··· Record extracts ···
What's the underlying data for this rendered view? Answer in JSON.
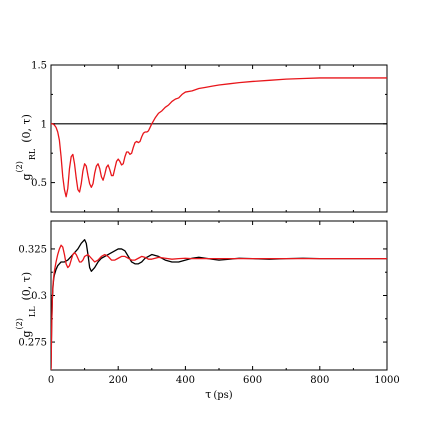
{
  "chart_data": [
    {
      "type": "line",
      "panel": "top",
      "ylabel": {
        "base": "g",
        "sup": "(2)",
        "sub": "RL",
        "args": "(0, τ)"
      },
      "xlim": [
        0,
        1000
      ],
      "ylim": [
        0.25,
        1.5
      ],
      "yticks": [
        0.5,
        1,
        1.5
      ],
      "ytick_labels": [
        "0.5",
        "1",
        "1.5"
      ],
      "xticks": [
        0,
        200,
        400,
        600,
        800,
        1000
      ],
      "grid": false,
      "reference_line": {
        "y": 1,
        "color": "#000000"
      },
      "series": [
        {
          "color": "#e8161b",
          "x": [
            0,
            5,
            10,
            15,
            20,
            25,
            30,
            35,
            40,
            45,
            50,
            55,
            60,
            65,
            70,
            75,
            80,
            85,
            90,
            95,
            100,
            105,
            110,
            115,
            120,
            125,
            130,
            135,
            140,
            145,
            150,
            155,
            160,
            165,
            170,
            175,
            180,
            185,
            190,
            195,
            200,
            205,
            210,
            215,
            220,
            225,
            230,
            235,
            240,
            245,
            250,
            255,
            260,
            265,
            270,
            275,
            280,
            285,
            290,
            295,
            300,
            310,
            320,
            330,
            340,
            350,
            360,
            370,
            380,
            390,
            400,
            420,
            440,
            460,
            480,
            500,
            530,
            560,
            600,
            650,
            700,
            750,
            800,
            850,
            900,
            950,
            1000
          ],
          "y": [
            1.0,
            1.0,
            0.99,
            0.97,
            0.93,
            0.86,
            0.72,
            0.55,
            0.44,
            0.38,
            0.45,
            0.62,
            0.72,
            0.74,
            0.66,
            0.54,
            0.44,
            0.42,
            0.49,
            0.6,
            0.66,
            0.64,
            0.56,
            0.49,
            0.46,
            0.49,
            0.58,
            0.64,
            0.66,
            0.62,
            0.55,
            0.52,
            0.57,
            0.63,
            0.65,
            0.61,
            0.56,
            0.56,
            0.62,
            0.68,
            0.7,
            0.68,
            0.65,
            0.66,
            0.72,
            0.76,
            0.76,
            0.74,
            0.75,
            0.8,
            0.84,
            0.85,
            0.84,
            0.85,
            0.89,
            0.92,
            0.93,
            0.93,
            0.94,
            0.97,
            1.0,
            1.05,
            1.09,
            1.11,
            1.14,
            1.16,
            1.19,
            1.21,
            1.22,
            1.25,
            1.27,
            1.28,
            1.3,
            1.31,
            1.32,
            1.33,
            1.34,
            1.35,
            1.36,
            1.37,
            1.38,
            1.385,
            1.39,
            1.39,
            1.39,
            1.39,
            1.39
          ]
        }
      ]
    },
    {
      "type": "line",
      "panel": "bottom",
      "xlabel": {
        "base": "τ",
        "unit": "(ps)"
      },
      "ylabel": {
        "base": "g",
        "sup": "(2)",
        "sub": "LL",
        "args": "(0, τ)"
      },
      "xlim": [
        0,
        1000
      ],
      "ylim": [
        0.26,
        0.34
      ],
      "yticks": [
        0.275,
        0.3,
        0.325
      ],
      "ytick_labels": [
        "0.275",
        "0.3",
        "0.325"
      ],
      "xticks": [
        0,
        200,
        400,
        600,
        800,
        1000
      ],
      "xtick_labels": [
        "0",
        "200",
        "400",
        "600",
        "800",
        "1000"
      ],
      "grid": false,
      "series": [
        {
          "color": "#000000",
          "x": [
            0,
            2,
            4,
            6,
            8,
            10,
            15,
            20,
            25,
            30,
            40,
            50,
            60,
            70,
            80,
            90,
            100,
            105,
            110,
            115,
            120,
            130,
            140,
            150,
            160,
            170,
            180,
            190,
            200,
            210,
            220,
            230,
            240,
            250,
            260,
            270,
            280,
            290,
            300,
            320,
            340,
            360,
            380,
            400,
            420,
            440,
            460,
            480,
            500,
            530,
            560,
            600,
            650,
            700,
            750,
            800,
            850,
            900,
            950,
            1000
          ],
          "y": [
            0.261,
            0.285,
            0.298,
            0.305,
            0.309,
            0.311,
            0.314,
            0.316,
            0.317,
            0.318,
            0.318,
            0.319,
            0.321,
            0.323,
            0.325,
            0.328,
            0.33,
            0.328,
            0.322,
            0.315,
            0.313,
            0.315,
            0.318,
            0.32,
            0.321,
            0.322,
            0.323,
            0.324,
            0.325,
            0.325,
            0.324,
            0.321,
            0.318,
            0.317,
            0.317,
            0.318,
            0.32,
            0.321,
            0.322,
            0.321,
            0.319,
            0.318,
            0.318,
            0.319,
            0.32,
            0.3205,
            0.32,
            0.3195,
            0.319,
            0.3195,
            0.32,
            0.3198,
            0.3195,
            0.3198,
            0.32,
            0.3198,
            0.3198,
            0.3198,
            0.3198,
            0.3198
          ]
        },
        {
          "color": "#e8161b",
          "x": [
            0,
            2,
            4,
            6,
            8,
            10,
            15,
            20,
            25,
            30,
            35,
            40,
            45,
            50,
            55,
            60,
            65,
            70,
            75,
            80,
            85,
            90,
            95,
            100,
            110,
            120,
            130,
            140,
            150,
            160,
            170,
            180,
            190,
            200,
            210,
            220,
            230,
            240,
            250,
            260,
            270,
            280,
            290,
            300,
            320,
            340,
            360,
            380,
            400,
            420,
            440,
            460,
            480,
            500,
            530,
            560,
            600,
            650,
            700,
            750,
            800,
            850,
            900,
            950,
            1000
          ],
          "y": [
            0.258,
            0.283,
            0.298,
            0.306,
            0.31,
            0.313,
            0.318,
            0.322,
            0.325,
            0.327,
            0.326,
            0.322,
            0.317,
            0.315,
            0.316,
            0.319,
            0.322,
            0.323,
            0.322,
            0.32,
            0.318,
            0.318,
            0.319,
            0.321,
            0.322,
            0.32,
            0.318,
            0.319,
            0.321,
            0.322,
            0.321,
            0.319,
            0.319,
            0.32,
            0.321,
            0.321,
            0.32,
            0.319,
            0.319,
            0.32,
            0.321,
            0.3205,
            0.3195,
            0.3195,
            0.3205,
            0.32,
            0.3195,
            0.3198,
            0.32,
            0.3198,
            0.3198,
            0.3198,
            0.3198,
            0.3198,
            0.3198,
            0.3198,
            0.3198,
            0.3198,
            0.3198,
            0.3198,
            0.3198,
            0.3198,
            0.3198,
            0.3198,
            0.3198
          ]
        }
      ]
    }
  ]
}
···
* Exercise directions: The pictures should not be reproduced; quote all of the other material exactly.

* Final result:
What's the underlying data for this rendered view? Answer in JSON.
{
  "chart_data": [
    {
      "type": "line",
      "panel": "top",
      "ylabel": {
        "base": "g",
        "sup": "(2)",
        "sub": "RL",
        "args": "(0, τ)"
      },
      "xlim": [
        0,
        1000
      ],
      "ylim": [
        0.25,
        1.5
      ],
      "yticks": [
        0.5,
        1,
        1.5
      ],
      "ytick_labels": [
        "0.5",
        "1",
        "1.5"
      ],
      "xticks": [
        0,
        200,
        400,
        600,
        800,
        1000
      ],
      "grid": false,
      "reference_line": {
        "y": 1,
        "color": "#000000"
      },
      "series": [
        {
          "color": "#e8161b",
          "x": [
            0,
            5,
            10,
            15,
            20,
            25,
            30,
            35,
            40,
            45,
            50,
            55,
            60,
            65,
            70,
            75,
            80,
            85,
            90,
            95,
            100,
            105,
            110,
            115,
            120,
            125,
            130,
            135,
            140,
            145,
            150,
            155,
            160,
            165,
            170,
            175,
            180,
            185,
            190,
            195,
            200,
            205,
            210,
            215,
            220,
            225,
            230,
            235,
            240,
            245,
            250,
            255,
            260,
            265,
            270,
            275,
            280,
            285,
            290,
            295,
            300,
            310,
            320,
            330,
            340,
            350,
            360,
            370,
            380,
            390,
            400,
            420,
            440,
            460,
            480,
            500,
            530,
            560,
            600,
            650,
            700,
            750,
            800,
            850,
            900,
            950,
            1000
          ],
          "y": [
            1.0,
            1.0,
            0.99,
            0.97,
            0.93,
            0.86,
            0.72,
            0.55,
            0.44,
            0.38,
            0.45,
            0.62,
            0.72,
            0.74,
            0.66,
            0.54,
            0.44,
            0.42,
            0.49,
            0.6,
            0.66,
            0.64,
            0.56,
            0.49,
            0.46,
            0.49,
            0.58,
            0.64,
            0.66,
            0.62,
            0.55,
            0.52,
            0.57,
            0.63,
            0.65,
            0.61,
            0.56,
            0.56,
            0.62,
            0.68,
            0.7,
            0.68,
            0.65,
            0.66,
            0.72,
            0.76,
            0.76,
            0.74,
            0.75,
            0.8,
            0.84,
            0.85,
            0.84,
            0.85,
            0.89,
            0.92,
            0.93,
            0.93,
            0.94,
            0.97,
            1.0,
            1.05,
            1.09,
            1.11,
            1.14,
            1.16,
            1.19,
            1.21,
            1.22,
            1.25,
            1.27,
            1.28,
            1.3,
            1.31,
            1.32,
            1.33,
            1.34,
            1.35,
            1.36,
            1.37,
            1.38,
            1.385,
            1.39,
            1.39,
            1.39,
            1.39,
            1.39
          ]
        }
      ]
    },
    {
      "type": "line",
      "panel": "bottom",
      "xlabel": {
        "base": "τ",
        "unit": "(ps)"
      },
      "ylabel": {
        "base": "g",
        "sup": "(2)",
        "sub": "LL",
        "args": "(0, τ)"
      },
      "xlim": [
        0,
        1000
      ],
      "ylim": [
        0.26,
        0.34
      ],
      "yticks": [
        0.275,
        0.3,
        0.325
      ],
      "ytick_labels": [
        "0.275",
        "0.3",
        "0.325"
      ],
      "xticks": [
        0,
        200,
        400,
        600,
        800,
        1000
      ],
      "xtick_labels": [
        "0",
        "200",
        "400",
        "600",
        "800",
        "1000"
      ],
      "grid": false,
      "series": [
        {
          "color": "#000000",
          "x": [
            0,
            2,
            4,
            6,
            8,
            10,
            15,
            20,
            25,
            30,
            40,
            50,
            60,
            70,
            80,
            90,
            100,
            105,
            110,
            115,
            120,
            130,
            140,
            150,
            160,
            170,
            180,
            190,
            200,
            210,
            220,
            230,
            240,
            250,
            260,
            270,
            280,
            290,
            300,
            320,
            340,
            360,
            380,
            400,
            420,
            440,
            460,
            480,
            500,
            530,
            560,
            600,
            650,
            700,
            750,
            800,
            850,
            900,
            950,
            1000
          ],
          "y": [
            0.261,
            0.285,
            0.298,
            0.305,
            0.309,
            0.311,
            0.314,
            0.316,
            0.317,
            0.318,
            0.318,
            0.319,
            0.321,
            0.323,
            0.325,
            0.328,
            0.33,
            0.328,
            0.322,
            0.315,
            0.313,
            0.315,
            0.318,
            0.32,
            0.321,
            0.322,
            0.323,
            0.324,
            0.325,
            0.325,
            0.324,
            0.321,
            0.318,
            0.317,
            0.317,
            0.318,
            0.32,
            0.321,
            0.322,
            0.321,
            0.319,
            0.318,
            0.318,
            0.319,
            0.32,
            0.3205,
            0.32,
            0.3195,
            0.319,
            0.3195,
            0.32,
            0.3198,
            0.3195,
            0.3198,
            0.32,
            0.3198,
            0.3198,
            0.3198,
            0.3198,
            0.3198
          ]
        },
        {
          "color": "#e8161b",
          "x": [
            0,
            2,
            4,
            6,
            8,
            10,
            15,
            20,
            25,
            30,
            35,
            40,
            45,
            50,
            55,
            60,
            65,
            70,
            75,
            80,
            85,
            90,
            95,
            100,
            110,
            120,
            130,
            140,
            150,
            160,
            170,
            180,
            190,
            200,
            210,
            220,
            230,
            240,
            250,
            260,
            270,
            280,
            290,
            300,
            320,
            340,
            360,
            380,
            400,
            420,
            440,
            460,
            480,
            500,
            530,
            560,
            600,
            650,
            700,
            750,
            800,
            850,
            900,
            950,
            1000
          ],
          "y": [
            0.258,
            0.283,
            0.298,
            0.306,
            0.31,
            0.313,
            0.318,
            0.322,
            0.325,
            0.327,
            0.326,
            0.322,
            0.317,
            0.315,
            0.316,
            0.319,
            0.322,
            0.323,
            0.322,
            0.32,
            0.318,
            0.318,
            0.319,
            0.321,
            0.322,
            0.32,
            0.318,
            0.319,
            0.321,
            0.322,
            0.321,
            0.319,
            0.319,
            0.32,
            0.321,
            0.321,
            0.32,
            0.319,
            0.319,
            0.32,
            0.321,
            0.3205,
            0.3195,
            0.3195,
            0.3205,
            0.32,
            0.3195,
            0.3198,
            0.32,
            0.3198,
            0.3198,
            0.3198,
            0.3198,
            0.3198,
            0.3198,
            0.3198,
            0.3198,
            0.3198,
            0.3198,
            0.3198,
            0.3198,
            0.3198,
            0.3198,
            0.3198,
            0.3198
          ]
        }
      ]
    }
  ]
}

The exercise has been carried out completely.